[WRITTEN REQUEST]: Pick up the account of the steamboat trip down the Ohio and keep writing from its last sentence.

[PROVIDED PASSAGE]:

We embarked on a little steamboat which drew twelve inches of water, and whose single wide paddle-wheel was at the stern, and extended the whole width of the hull. A succession of dams made the river navigable at that season of low water, and at each dam we were let down by a lock to a lower level. At the high stage of water dams and locks are all buried deep beneath the surface, and larger steamboats go careering over them.

What I best remember, in crossing the Alleghanies and descending this river, were the beds of coal. It seemed to be everywhere just below the surface. We saw it along the route, where the people dug the fuel for their fires out of a hole in the yard, ten feet from the door. Along the high perpendicular banks of the river there were strata of coal ten or twelve feet thick. Men were digging it down with picks and sliding it into flat-boats, which, when the river rose, would float down with the current to Cincinnati, Louisville, Memphis, and New Orleans. These frail boats—long boxes made of deal boards nailed together, and loaded nearly to the top—would many of them be lost. The swell of a passing steamboat, or a snag or a sawyer in the river, would sink them. They would ground on sand-bars. A sudden hurricane sometimes sinks a hundred of them. Perhaps a third of the whole number are lost, but the coal costs almost nothing—three halfpence a bushel—and brings a price proportional to the distance which it floats in safety.

At Pittsburg, a city of coal and iron, smoky and grimy as Newcastle or Birmingham, we took a larger boat, but still a small one, for Cincinnati. The Ohio was very low. We passed slowly down, getting pleasant glimpses of the towns upon its banks, and especially of the flourishing cities of Cincinnati and Louisville.

I was disappointed with the Ohio for a few hundred miles from its source, most unreasonable tourist that I was. I recall whatever I may have said to its disparagement. The Ohio, charming in all its course of a thousand miles, becomes grandly beautiful below Louisville for the lower half of its course. Were it but deep as well as broad and splendid in its great reaches and graceful curves and picturesque banks, nothing would be wanting to its pleasing souvenirs. But I have tried its current at an unfortunate period—the river at its lowest point. At its highest it would be fifty feet deeper—a great torrent pouring onward towards the sea.

We were all of us in high spirits on the “Fort Wayne.” The crew was firing up, and singing merrily below; and in the cabin we were sitting round our good coal-fire, chatting, reading, and some playing poker, calculating the next morning but one to wake upon the Mississippi. So passed we down merrily, until, sunk upon a bar, we saw the wreck of the steamboat “Plymouth,” which two nights before had been run into by another boat, which sunk her instantly, and her deck-passengers woke up under the waters of the Ohio. Twenty unfortunates were drowned; and our passengers, accustomed to the river, spoke of it with perfect indifference, as a very common affair.

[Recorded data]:
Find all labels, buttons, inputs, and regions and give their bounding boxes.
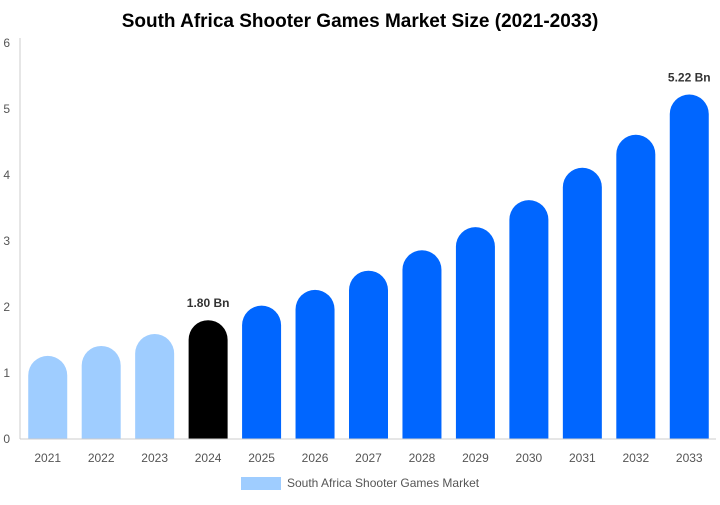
bar-2033[interactable] [669, 94, 709, 439]
chart-title: South Africa Shooter Games Market Size (… [122, 11, 599, 32]
y-tick-label: 1 [3, 366, 10, 380]
bar-2032[interactable] [616, 134, 656, 440]
y-tick-label: 4 [3, 168, 10, 182]
x-tick-label: 2031 [569, 451, 596, 465]
x-tick-label: 2021 [34, 451, 61, 465]
bar-2021[interactable] [28, 355, 68, 439]
x-tick-label: 2028 [409, 451, 436, 465]
x-tick-label: 2029 [462, 451, 489, 465]
x-tick-label: 2026 [302, 451, 329, 465]
x-tick-label: 2032 [622, 451, 649, 465]
bar-2030[interactable] [509, 200, 549, 439]
y-tick-label: 3 [3, 234, 10, 248]
y-axis: 0 1 2 3 4 5 6 [3, 36, 21, 446]
bar-2028[interactable] [402, 250, 442, 439]
x-tick-label: 2025 [248, 451, 275, 465]
bar-2029[interactable] [455, 227, 495, 439]
bar-2027[interactable] [349, 270, 388, 439]
bar-2024[interactable] [188, 320, 228, 439]
y-tick-label: 0 [3, 432, 10, 446]
legend-swatch [241, 477, 281, 490]
bar-2031[interactable] [562, 167, 602, 440]
data-label-2033: 5.22 Bn [668, 70, 711, 84]
x-tick-label: 2030 [516, 451, 543, 465]
x-tick-label: 2023 [141, 451, 168, 465]
x-tick-label: 2024 [195, 451, 222, 465]
bar-2022[interactable] [81, 345, 121, 439]
bars: 1.80 Bn 5.22 Bn [28, 70, 711, 440]
bar-2023[interactable] [135, 334, 175, 439]
y-tick-label: 6 [3, 36, 10, 50]
y-tick-label: 2 [3, 300, 10, 314]
bar-2025[interactable] [242, 305, 282, 439]
x-tick-label: 2033 [676, 451, 703, 465]
x-tick-label: 2027 [355, 451, 382, 465]
x-tick-label: 2022 [88, 451, 115, 465]
data-label-2024: 1.80 Bn [187, 296, 230, 310]
y-tick-label: 5 [3, 102, 10, 116]
bar-2026[interactable] [295, 289, 335, 439]
legend-label: South Africa Shooter Games Market [287, 476, 480, 490]
legend[interactable]: South Africa Shooter Games Market [241, 476, 480, 490]
x-axis: 2021 2022 2023 2024 2025 2026 2027 2028 2029 2030… [20, 438, 716, 465]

[EXERCISE RESPONSE]:
We passed this bar safely, touching bottom indeed, as we often did; but in passing over the next we grounded firm and fast. The engines were worked at their greatest power, but in vain. Efforts were made all day to get the boat off, but without moving her, and older voyagers began to tell pleasant stories of boats lying for three weeks on a sand-bar, and getting out of provisions and wood. For us passengers there was but patience, but for captain and crew there was a hard night’s work in a cold November rain. They went at it heartily, and when we woke up in the morning the steamboat was afloat, and as soon as she had got in a fresh supply of wood we went merrily down the Ohio again, putting off by a day our arrival at the Father of Waters. So we went, talking on morals and politics, reading the “Wandering Jew,” and playing poker, until dinner came; and just after dinner we came to another bar, on which we ran as before, giving our crew a second night of hardship and toil, and us a more thorough disgust of low-water navigation. We got off by morning as before, by great exertion and the steady use of effective machinery, the boat being hoisted over the bar inch by inch by the aid of great spars, blocks, and windlass.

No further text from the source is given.